# Start of Data supplied

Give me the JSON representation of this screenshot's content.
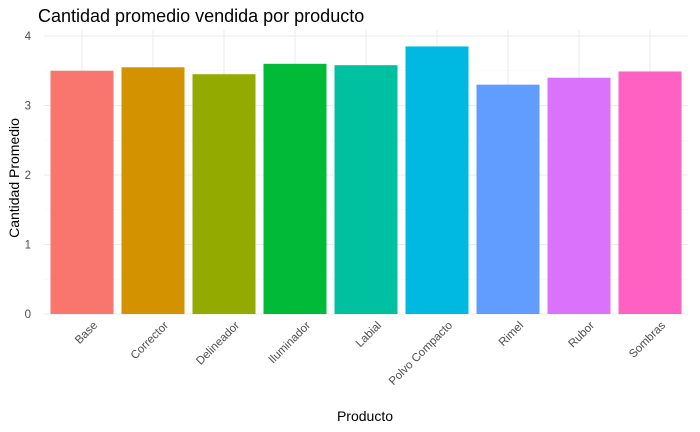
{
  "chart_data": {
    "type": "bar",
    "title": "Cantidad promedio vendida por producto",
    "xlabel": "Producto",
    "ylabel": "Cantidad Promedio",
    "categories": [
      "Base",
      "Corrector",
      "Delineador",
      "Iluminador",
      "Labial",
      "Polvo Compacto",
      "Rimel",
      "Rubor",
      "Sombras"
    ],
    "values": [
      3.5,
      3.55,
      3.45,
      3.6,
      3.58,
      3.85,
      3.3,
      3.4,
      3.49
    ],
    "colors": [
      "#F8766D",
      "#D39200",
      "#93AA00",
      "#00BA38",
      "#00C19F",
      "#00B9E3",
      "#619CFF",
      "#DB72FB",
      "#FF61C3"
    ],
    "ylim": [
      0,
      4
    ],
    "yticks": [
      0,
      1,
      2,
      3,
      4
    ],
    "grid": true,
    "legend": "none"
  }
}
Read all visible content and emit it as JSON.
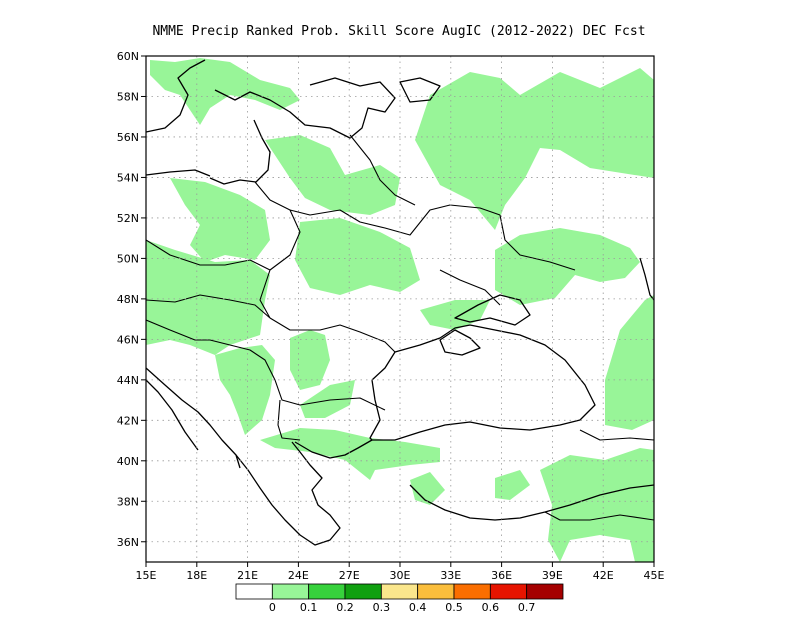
{
  "title": "NMME Precip Ranked Prob. Skill Score AugIC (2012-2022) DEC Fcst",
  "map": {
    "lon_range": [
      15,
      45
    ],
    "lat_range": [
      35,
      60
    ],
    "x_ticks": [
      {
        "value": 15,
        "label": "15E"
      },
      {
        "value": 18,
        "label": "18E"
      },
      {
        "value": 21,
        "label": "21E"
      },
      {
        "value": 24,
        "label": "24E"
      },
      {
        "value": 27,
        "label": "27E"
      },
      {
        "value": 30,
        "label": "30E"
      },
      {
        "value": 33,
        "label": "33E"
      },
      {
        "value": 36,
        "label": "36E"
      },
      {
        "value": 39,
        "label": "39E"
      },
      {
        "value": 42,
        "label": "42E"
      },
      {
        "value": 45,
        "label": "45E"
      }
    ],
    "y_ticks": [
      {
        "value": 36,
        "label": "36N"
      },
      {
        "value": 38,
        "label": "38N"
      },
      {
        "value": 40,
        "label": "40N"
      },
      {
        "value": 42,
        "label": "42N"
      },
      {
        "value": 44,
        "label": "44N"
      },
      {
        "value": 46,
        "label": "46N"
      },
      {
        "value": 48,
        "label": "48N"
      },
      {
        "value": 50,
        "label": "50N"
      },
      {
        "value": 52,
        "label": "52N"
      },
      {
        "value": 54,
        "label": "54N"
      },
      {
        "value": 56,
        "label": "56N"
      },
      {
        "value": 58,
        "label": "58N"
      },
      {
        "value": 60,
        "label": "60N"
      }
    ],
    "grid": true,
    "fill_color": "#98f598"
  },
  "colorbar": {
    "colors": [
      "#ffffff",
      "#98f598",
      "#37d23c",
      "#10a010",
      "#fae68c",
      "#fabe3c",
      "#fa6e00",
      "#e61400",
      "#a50000"
    ],
    "labels": [
      "0",
      "0.1",
      "0.2",
      "0.3",
      "0.4",
      "0.5",
      "0.6",
      "0.7"
    ]
  }
}
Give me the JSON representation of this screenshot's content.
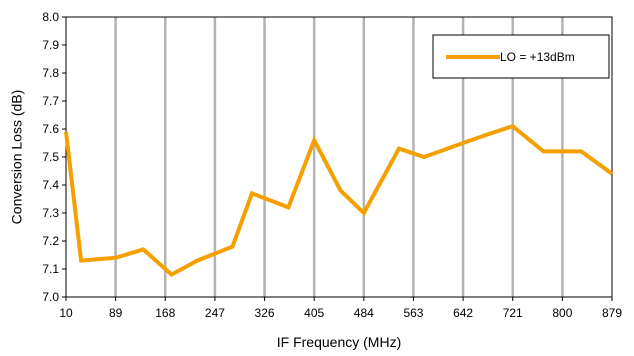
{
  "chart_data": {
    "type": "line",
    "title": "",
    "xlabel": "IF Frequency (MHz)",
    "ylabel": "Conversion Loss (dB)",
    "x_tick_labels": [
      "10",
      "89",
      "168",
      "247",
      "326",
      "405",
      "484",
      "563",
      "642",
      "721",
      "800",
      "879"
    ],
    "xlim": [
      10,
      879
    ],
    "ylim": [
      7.0,
      8.0
    ],
    "y_tick_labels": [
      "7.0",
      "7.1",
      "7.2",
      "7.3",
      "7.4",
      "7.5",
      "7.6",
      "7.7",
      "7.8",
      "7.9",
      "8.0"
    ],
    "grid": "vertical",
    "legend_position": "top-right",
    "series": [
      {
        "name": "LO = +13dBm",
        "color": "#F5A000",
        "x": [
          10,
          34,
          89,
          133,
          178,
          219,
          275,
          306,
          364,
          405,
          447,
          484,
          540,
          580,
          642,
          680,
          721,
          770,
          830,
          879
        ],
        "y": [
          7.59,
          7.13,
          7.14,
          7.17,
          7.08,
          7.13,
          7.18,
          7.37,
          7.32,
          7.56,
          7.38,
          7.3,
          7.53,
          7.5,
          7.55,
          7.58,
          7.61,
          7.52,
          7.52,
          7.44
        ]
      }
    ]
  }
}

# End of Data supplied

_Work instructions_
Using the material above, set down every line exactly, but skip the pictures.

_Task response_
Give me the JSON representation of this screenshot's content.
{
  "chart_data": {
    "type": "bar",
    "title": "Cantidad promedio vendida por producto",
    "xlabel": "Producto",
    "ylabel": "Cantidad Promedio",
    "categories": [
      "Base",
      "Corrector",
      "Delineador",
      "Iluminador",
      "Labial",
      "Polvo Compacto",
      "Rimel",
      "Rubor",
      "Sombras"
    ],
    "values": [
      3.5,
      3.55,
      3.45,
      3.6,
      3.58,
      3.85,
      3.3,
      3.4,
      3.49
    ],
    "colors": [
      "#F8766D",
      "#D39200",
      "#93AA00",
      "#00BA38",
      "#00C19F",
      "#00B9E3",
      "#619CFF",
      "#DB72FB",
      "#FF61C3"
    ],
    "ylim": [
      0,
      4
    ],
    "yticks": [
      0,
      1,
      2,
      3,
      4
    ],
    "grid": true,
    "legend": "none"
  }
}
Read all visible content and emit it as JSON.
{
  "title": "NMME Precip Ranked Prob. Skill Score AugIC (2012-2022) DEC Fcst",
  "map": {
    "lon_range": [
      15,
      45
    ],
    "lat_range": [
      35,
      60
    ],
    "x_ticks": [
      {
        "value": 15,
        "label": "15E"
      },
      {
        "value": 18,
        "label": "18E"
      },
      {
        "value": 21,
        "label": "21E"
      },
      {
        "value": 24,
        "label": "24E"
      },
      {
        "value": 27,
        "label": "27E"
      },
      {
        "value": 30,
        "label": "30E"
      },
      {
        "value": 33,
        "label": "33E"
      },
      {
        "value": 36,
        "label": "36E"
      },
      {
        "value": 39,
        "label": "39E"
      },
      {
        "value": 42,
        "label": "42E"
      },
      {
        "value": 45,
        "label": "45E"
      }
    ],
    "y_ticks": [
      {
        "value": 36,
        "label": "36N"
      },
      {
        "value": 38,
        "label": "38N"
      },
      {
        "value": 40,
        "label": "40N"
      },
      {
        "value": 42,
        "label": "42N"
      },
      {
        "value": 44,
        "label": "44N"
      },
      {
        "value": 46,
        "label": "46N"
      },
      {
        "value": 48,
        "label": "48N"
      },
      {
        "value": 50,
        "label": "50N"
      },
      {
        "value": 52,
        "label": "52N"
      },
      {
        "value": 54,
        "label": "54N"
      },
      {
        "value": 56,
        "label": "56N"
      },
      {
        "value": 58,
        "label": "58N"
      },
      {
        "value": 60,
        "label": "60N"
      }
    ],
    "grid": true,
    "fill_color": "#98f598"
  },
  "colorbar": {
    "colors": [
      "#ffffff",
      "#98f598",
      "#37d23c",
      "#10a010",
      "#fae68c",
      "#fabe3c",
      "#fa6e00",
      "#e61400",
      "#a50000"
    ],
    "labels": [
      "0",
      "0.1",
      "0.2",
      "0.3",
      "0.4",
      "0.5",
      "0.6",
      "0.7"
    ]
  }
}
Give me the JSON representation of this screenshot's content.
{
  "chart_data": {
    "type": "line",
    "title": "",
    "xlabel": "IF Frequency (MHz)",
    "ylabel": "Conversion Loss (dB)",
    "x_tick_labels": [
      "10",
      "89",
      "168",
      "247",
      "326",
      "405",
      "484",
      "563",
      "642",
      "721",
      "800",
      "879"
    ],
    "xlim": [
      10,
      879
    ],
    "ylim": [
      7.0,
      8.0
    ],
    "y_tick_labels": [
      "7.0",
      "7.1",
      "7.2",
      "7.3",
      "7.4",
      "7.5",
      "7.6",
      "7.7",
      "7.8",
      "7.9",
      "8.0"
    ],
    "grid": "vertical",
    "legend_position": "top-right",
    "series": [
      {
        "name": "LO = +13dBm",
        "color": "#F5A000",
        "x": [
          10,
          34,
          89,
          133,
          178,
          219,
          275,
          306,
          364,
          405,
          447,
          484,
          540,
          580,
          642,
          680,
          721,
          770,
          830,
          879
        ],
        "y": [
          7.59,
          7.13,
          7.14,
          7.17,
          7.08,
          7.13,
          7.18,
          7.37,
          7.32,
          7.56,
          7.38,
          7.3,
          7.53,
          7.5,
          7.55,
          7.58,
          7.61,
          7.52,
          7.52,
          7.44
        ]
      }
    ]
  }
}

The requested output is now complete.